◆ Written exercise: Below is a block of records; return all of them exactly, but without the images.

◆ Records for this exercise:
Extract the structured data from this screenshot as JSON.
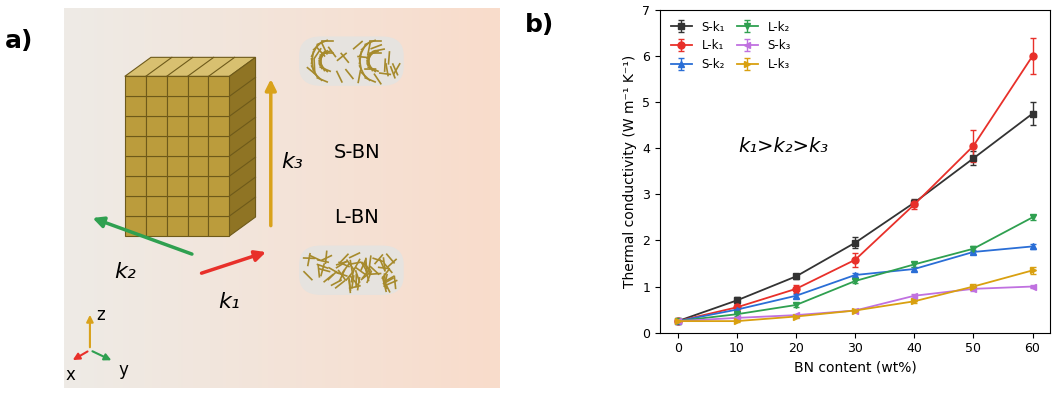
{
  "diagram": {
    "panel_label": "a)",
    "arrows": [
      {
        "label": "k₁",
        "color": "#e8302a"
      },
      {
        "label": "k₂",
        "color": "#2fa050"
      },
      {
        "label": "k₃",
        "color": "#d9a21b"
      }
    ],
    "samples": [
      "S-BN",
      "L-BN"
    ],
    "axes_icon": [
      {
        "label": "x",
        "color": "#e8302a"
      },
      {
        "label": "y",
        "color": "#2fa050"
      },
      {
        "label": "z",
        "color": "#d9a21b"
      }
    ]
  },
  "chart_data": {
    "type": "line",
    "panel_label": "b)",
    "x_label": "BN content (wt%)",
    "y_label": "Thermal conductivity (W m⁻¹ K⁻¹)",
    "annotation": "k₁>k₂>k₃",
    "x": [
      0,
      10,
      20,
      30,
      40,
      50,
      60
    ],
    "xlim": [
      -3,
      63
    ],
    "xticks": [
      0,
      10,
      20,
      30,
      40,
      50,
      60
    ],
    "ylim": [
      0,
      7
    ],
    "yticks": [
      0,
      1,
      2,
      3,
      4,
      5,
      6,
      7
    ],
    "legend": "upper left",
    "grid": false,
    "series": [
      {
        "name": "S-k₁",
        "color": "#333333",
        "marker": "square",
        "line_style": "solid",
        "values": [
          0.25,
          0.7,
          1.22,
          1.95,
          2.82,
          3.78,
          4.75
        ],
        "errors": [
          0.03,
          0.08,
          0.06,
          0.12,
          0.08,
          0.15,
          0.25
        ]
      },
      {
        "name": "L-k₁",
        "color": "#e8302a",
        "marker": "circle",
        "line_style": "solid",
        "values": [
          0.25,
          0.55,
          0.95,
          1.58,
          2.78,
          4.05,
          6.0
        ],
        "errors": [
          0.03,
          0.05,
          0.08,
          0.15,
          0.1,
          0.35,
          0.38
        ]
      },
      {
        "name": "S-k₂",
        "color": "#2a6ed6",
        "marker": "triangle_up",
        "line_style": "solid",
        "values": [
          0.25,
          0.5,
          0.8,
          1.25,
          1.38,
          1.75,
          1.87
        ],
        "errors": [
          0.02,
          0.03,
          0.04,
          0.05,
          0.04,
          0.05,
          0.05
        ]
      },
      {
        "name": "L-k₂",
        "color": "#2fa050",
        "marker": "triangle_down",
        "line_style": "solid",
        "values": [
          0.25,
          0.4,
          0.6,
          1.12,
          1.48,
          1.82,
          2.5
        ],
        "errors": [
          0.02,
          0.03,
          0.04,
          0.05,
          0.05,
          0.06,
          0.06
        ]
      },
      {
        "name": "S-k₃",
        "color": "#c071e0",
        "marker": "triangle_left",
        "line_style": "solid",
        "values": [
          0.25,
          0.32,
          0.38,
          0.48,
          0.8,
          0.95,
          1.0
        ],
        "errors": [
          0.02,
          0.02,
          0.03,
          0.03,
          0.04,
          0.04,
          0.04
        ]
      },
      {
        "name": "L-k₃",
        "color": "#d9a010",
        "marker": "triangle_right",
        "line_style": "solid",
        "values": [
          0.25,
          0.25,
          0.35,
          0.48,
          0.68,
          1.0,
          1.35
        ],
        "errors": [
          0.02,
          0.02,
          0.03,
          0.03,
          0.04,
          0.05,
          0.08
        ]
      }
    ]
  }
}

◆ Correct output:
Extract the structured data from this screenshot as JSON.
{
  "diagram": {
    "panel_label": "a)",
    "arrows": [
      {
        "label": "k₁",
        "color": "#e8302a"
      },
      {
        "label": "k₂",
        "color": "#2fa050"
      },
      {
        "label": "k₃",
        "color": "#d9a21b"
      }
    ],
    "samples": [
      "S-BN",
      "L-BN"
    ],
    "axes_icon": [
      {
        "label": "x",
        "color": "#e8302a"
      },
      {
        "label": "y",
        "color": "#2fa050"
      },
      {
        "label": "z",
        "color": "#d9a21b"
      }
    ]
  },
  "chart_data": {
    "type": "line",
    "panel_label": "b)",
    "x_label": "BN content (wt%)",
    "y_label": "Thermal conductivity (W m⁻¹ K⁻¹)",
    "annotation": "k₁>k₂>k₃",
    "x": [
      0,
      10,
      20,
      30,
      40,
      50,
      60
    ],
    "xlim": [
      -3,
      63
    ],
    "xticks": [
      0,
      10,
      20,
      30,
      40,
      50,
      60
    ],
    "ylim": [
      0,
      7
    ],
    "yticks": [
      0,
      1,
      2,
      3,
      4,
      5,
      6,
      7
    ],
    "legend": "upper left",
    "grid": false,
    "series": [
      {
        "name": "S-k₁",
        "color": "#333333",
        "marker": "square",
        "line_style": "solid",
        "values": [
          0.25,
          0.7,
          1.22,
          1.95,
          2.82,
          3.78,
          4.75
        ],
        "errors": [
          0.03,
          0.08,
          0.06,
          0.12,
          0.08,
          0.15,
          0.25
        ]
      },
      {
        "name": "L-k₁",
        "color": "#e8302a",
        "marker": "circle",
        "line_style": "solid",
        "values": [
          0.25,
          0.55,
          0.95,
          1.58,
          2.78,
          4.05,
          6.0
        ],
        "errors": [
          0.03,
          0.05,
          0.08,
          0.15,
          0.1,
          0.35,
          0.38
        ]
      },
      {
        "name": "S-k₂",
        "color": "#2a6ed6",
        "marker": "triangle_up",
        "line_style": "solid",
        "values": [
          0.25,
          0.5,
          0.8,
          1.25,
          1.38,
          1.75,
          1.87
        ],
        "errors": [
          0.02,
          0.03,
          0.04,
          0.05,
          0.04,
          0.05,
          0.05
        ]
      },
      {
        "name": "L-k₂",
        "color": "#2fa050",
        "marker": "triangle_down",
        "line_style": "solid",
        "values": [
          0.25,
          0.4,
          0.6,
          1.12,
          1.48,
          1.82,
          2.5
        ],
        "errors": [
          0.02,
          0.03,
          0.04,
          0.05,
          0.05,
          0.06,
          0.06
        ]
      },
      {
        "name": "S-k₃",
        "color": "#c071e0",
        "marker": "triangle_left",
        "line_style": "solid",
        "values": [
          0.25,
          0.32,
          0.38,
          0.48,
          0.8,
          0.95,
          1.0
        ],
        "errors": [
          0.02,
          0.02,
          0.03,
          0.03,
          0.04,
          0.04,
          0.04
        ]
      },
      {
        "name": "L-k₃",
        "color": "#d9a010",
        "marker": "triangle_right",
        "line_style": "solid",
        "values": [
          0.25,
          0.25,
          0.35,
          0.48,
          0.68,
          1.0,
          1.35
        ],
        "errors": [
          0.02,
          0.02,
          0.03,
          0.03,
          0.04,
          0.05,
          0.08
        ]
      }
    ]
  }
}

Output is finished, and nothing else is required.